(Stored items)
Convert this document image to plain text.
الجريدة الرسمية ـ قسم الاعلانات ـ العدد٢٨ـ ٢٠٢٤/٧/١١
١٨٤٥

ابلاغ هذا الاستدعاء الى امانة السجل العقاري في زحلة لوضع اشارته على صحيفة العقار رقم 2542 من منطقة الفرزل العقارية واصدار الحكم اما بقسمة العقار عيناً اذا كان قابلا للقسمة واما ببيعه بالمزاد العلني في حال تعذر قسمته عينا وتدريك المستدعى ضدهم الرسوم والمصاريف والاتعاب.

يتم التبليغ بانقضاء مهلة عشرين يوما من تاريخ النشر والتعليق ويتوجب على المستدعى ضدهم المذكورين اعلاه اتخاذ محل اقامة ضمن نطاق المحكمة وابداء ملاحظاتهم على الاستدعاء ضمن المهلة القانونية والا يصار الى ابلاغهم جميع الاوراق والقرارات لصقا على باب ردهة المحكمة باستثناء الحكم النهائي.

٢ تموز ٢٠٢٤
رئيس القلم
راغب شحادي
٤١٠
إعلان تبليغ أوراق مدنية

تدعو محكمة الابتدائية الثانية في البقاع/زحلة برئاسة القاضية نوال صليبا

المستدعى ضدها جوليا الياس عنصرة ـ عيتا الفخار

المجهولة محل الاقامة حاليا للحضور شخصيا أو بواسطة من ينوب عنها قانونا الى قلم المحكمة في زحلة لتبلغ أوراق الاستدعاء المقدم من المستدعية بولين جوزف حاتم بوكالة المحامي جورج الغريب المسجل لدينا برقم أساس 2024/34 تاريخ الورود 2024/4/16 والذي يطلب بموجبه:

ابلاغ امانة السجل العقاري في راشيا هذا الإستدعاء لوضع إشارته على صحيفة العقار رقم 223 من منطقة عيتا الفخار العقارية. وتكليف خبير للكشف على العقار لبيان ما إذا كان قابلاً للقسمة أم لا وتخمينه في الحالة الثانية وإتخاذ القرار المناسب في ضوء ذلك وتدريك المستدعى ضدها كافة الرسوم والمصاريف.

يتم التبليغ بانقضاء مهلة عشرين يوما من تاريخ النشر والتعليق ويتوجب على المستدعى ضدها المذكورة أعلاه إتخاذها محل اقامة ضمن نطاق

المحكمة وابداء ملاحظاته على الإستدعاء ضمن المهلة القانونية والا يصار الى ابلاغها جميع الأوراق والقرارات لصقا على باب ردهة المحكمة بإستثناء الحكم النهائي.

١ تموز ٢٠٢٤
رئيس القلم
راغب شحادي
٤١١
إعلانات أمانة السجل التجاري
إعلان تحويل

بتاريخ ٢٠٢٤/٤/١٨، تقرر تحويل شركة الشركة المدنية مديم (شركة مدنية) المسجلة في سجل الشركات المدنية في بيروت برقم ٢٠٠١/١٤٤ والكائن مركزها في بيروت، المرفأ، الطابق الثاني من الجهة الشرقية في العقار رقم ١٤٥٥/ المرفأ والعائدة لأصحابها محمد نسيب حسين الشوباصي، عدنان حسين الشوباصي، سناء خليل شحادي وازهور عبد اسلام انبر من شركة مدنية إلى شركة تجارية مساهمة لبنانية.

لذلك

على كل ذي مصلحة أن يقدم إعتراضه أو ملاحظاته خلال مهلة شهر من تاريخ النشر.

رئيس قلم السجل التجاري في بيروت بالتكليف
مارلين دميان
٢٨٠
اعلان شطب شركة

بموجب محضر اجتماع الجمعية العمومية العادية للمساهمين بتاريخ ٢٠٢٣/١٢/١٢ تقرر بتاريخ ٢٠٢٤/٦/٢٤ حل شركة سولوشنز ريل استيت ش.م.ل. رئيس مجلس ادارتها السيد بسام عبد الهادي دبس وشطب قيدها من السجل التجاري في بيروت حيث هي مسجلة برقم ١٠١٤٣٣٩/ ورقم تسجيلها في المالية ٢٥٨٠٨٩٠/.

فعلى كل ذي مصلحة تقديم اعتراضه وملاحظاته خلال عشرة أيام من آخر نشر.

## Written exercise
Locate the word "والقرارات" in the entries, and copy every line where it is found.

## Solution below
يتم التبليغ بانقضاء مهلة عشرين يوما من تاريخ النشر والتعليق ويتوجب على المستدعى ضدهم المذكورين اعلاه اتخاذ محل اقامة ضمن نطاق المحكمة وابداء ملاحظاتهم على الاستدعاء ضمن المهلة القانونية والا يصار الى ابلاغهم جميع الاوراق والقرارات لصقا على باب ردهة المحكمة باستثناء الحكم النهائي.
المحكمة وابداء ملاحظاته على الإستدعاء ضمن المهلة القانونية والا يصار الى ابلاغها جميع الأوراق والقرارات لصقا على باب ردهة المحكمة بإستثناء الحكم النهائي.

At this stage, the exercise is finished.